### Datos proporcionados
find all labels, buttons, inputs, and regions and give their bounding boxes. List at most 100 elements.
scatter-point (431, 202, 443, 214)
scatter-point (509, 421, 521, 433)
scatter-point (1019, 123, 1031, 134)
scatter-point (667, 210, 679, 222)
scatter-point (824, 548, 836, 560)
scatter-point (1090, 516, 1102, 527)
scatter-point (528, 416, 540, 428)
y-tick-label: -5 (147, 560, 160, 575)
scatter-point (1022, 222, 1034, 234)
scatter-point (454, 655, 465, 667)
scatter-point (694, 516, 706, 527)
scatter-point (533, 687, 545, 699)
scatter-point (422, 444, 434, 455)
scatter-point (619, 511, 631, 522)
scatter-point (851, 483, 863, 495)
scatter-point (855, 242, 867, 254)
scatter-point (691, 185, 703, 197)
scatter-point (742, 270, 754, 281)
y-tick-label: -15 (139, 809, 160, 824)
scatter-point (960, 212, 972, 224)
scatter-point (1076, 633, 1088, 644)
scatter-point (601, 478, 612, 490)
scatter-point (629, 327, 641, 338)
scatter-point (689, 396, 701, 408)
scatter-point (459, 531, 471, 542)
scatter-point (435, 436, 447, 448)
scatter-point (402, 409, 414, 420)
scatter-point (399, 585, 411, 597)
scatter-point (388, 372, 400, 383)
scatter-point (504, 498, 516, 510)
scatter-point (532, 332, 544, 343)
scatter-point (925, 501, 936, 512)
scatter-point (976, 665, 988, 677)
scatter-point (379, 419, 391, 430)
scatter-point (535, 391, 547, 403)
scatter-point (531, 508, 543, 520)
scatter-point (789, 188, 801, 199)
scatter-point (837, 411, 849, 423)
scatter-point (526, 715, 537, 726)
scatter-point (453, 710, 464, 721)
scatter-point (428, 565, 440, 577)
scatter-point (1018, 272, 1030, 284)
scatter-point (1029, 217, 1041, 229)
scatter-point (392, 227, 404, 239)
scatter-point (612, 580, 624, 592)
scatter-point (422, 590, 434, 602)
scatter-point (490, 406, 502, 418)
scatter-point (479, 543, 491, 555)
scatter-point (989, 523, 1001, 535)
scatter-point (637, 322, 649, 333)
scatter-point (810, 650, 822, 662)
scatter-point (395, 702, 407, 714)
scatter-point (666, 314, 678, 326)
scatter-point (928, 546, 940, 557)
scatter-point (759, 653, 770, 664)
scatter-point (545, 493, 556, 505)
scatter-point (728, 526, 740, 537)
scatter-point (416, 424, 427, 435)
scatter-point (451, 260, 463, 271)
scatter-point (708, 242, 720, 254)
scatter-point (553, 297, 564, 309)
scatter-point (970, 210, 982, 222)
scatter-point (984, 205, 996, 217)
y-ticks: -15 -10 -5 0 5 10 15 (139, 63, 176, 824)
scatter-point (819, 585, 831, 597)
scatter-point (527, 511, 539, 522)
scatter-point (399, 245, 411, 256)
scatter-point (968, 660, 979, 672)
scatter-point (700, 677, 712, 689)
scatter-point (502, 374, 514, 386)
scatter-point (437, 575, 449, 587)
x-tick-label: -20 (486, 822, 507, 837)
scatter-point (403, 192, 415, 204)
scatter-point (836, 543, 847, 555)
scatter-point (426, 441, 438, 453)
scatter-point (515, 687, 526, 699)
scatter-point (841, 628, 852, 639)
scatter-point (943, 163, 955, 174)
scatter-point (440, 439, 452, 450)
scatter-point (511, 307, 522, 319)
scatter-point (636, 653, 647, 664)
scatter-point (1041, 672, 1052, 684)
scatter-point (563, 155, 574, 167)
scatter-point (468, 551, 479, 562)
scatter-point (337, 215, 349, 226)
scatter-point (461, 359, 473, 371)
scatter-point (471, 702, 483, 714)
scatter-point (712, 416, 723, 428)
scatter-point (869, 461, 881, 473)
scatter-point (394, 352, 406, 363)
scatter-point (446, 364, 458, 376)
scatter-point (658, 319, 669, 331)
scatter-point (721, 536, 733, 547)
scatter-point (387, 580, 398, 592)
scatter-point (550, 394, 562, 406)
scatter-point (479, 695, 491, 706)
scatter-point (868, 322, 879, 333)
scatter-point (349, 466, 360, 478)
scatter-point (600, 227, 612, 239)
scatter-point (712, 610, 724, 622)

### Qué se pide
Reproduce sin cambios las líneas de arriba, empezando por la primera y terminando en la que contiene "scatter-point (399, 585, 411, 597)". Incluye esa última línea.

### Respuesta escrita
find all labels, buttons, inputs, and regions and give their bounding boxes. List at most 100 elements.
scatter-point (431, 202, 443, 214)
scatter-point (509, 421, 521, 433)
scatter-point (1019, 123, 1031, 134)
scatter-point (667, 210, 679, 222)
scatter-point (824, 548, 836, 560)
scatter-point (1090, 516, 1102, 527)
scatter-point (528, 416, 540, 428)
y-tick-label: -5 (147, 560, 160, 575)
scatter-point (1022, 222, 1034, 234)
scatter-point (454, 655, 465, 667)
scatter-point (694, 516, 706, 527)
scatter-point (533, 687, 545, 699)
scatter-point (422, 444, 434, 455)
scatter-point (619, 511, 631, 522)
scatter-point (851, 483, 863, 495)
scatter-point (855, 242, 867, 254)
scatter-point (691, 185, 703, 197)
scatter-point (742, 270, 754, 281)
y-tick-label: -15 (139, 809, 160, 824)
scatter-point (960, 212, 972, 224)
scatter-point (1076, 633, 1088, 644)
scatter-point (601, 478, 612, 490)
scatter-point (629, 327, 641, 338)
scatter-point (689, 396, 701, 408)
scatter-point (459, 531, 471, 542)
scatter-point (435, 436, 447, 448)
scatter-point (402, 409, 414, 420)
scatter-point (399, 585, 411, 597)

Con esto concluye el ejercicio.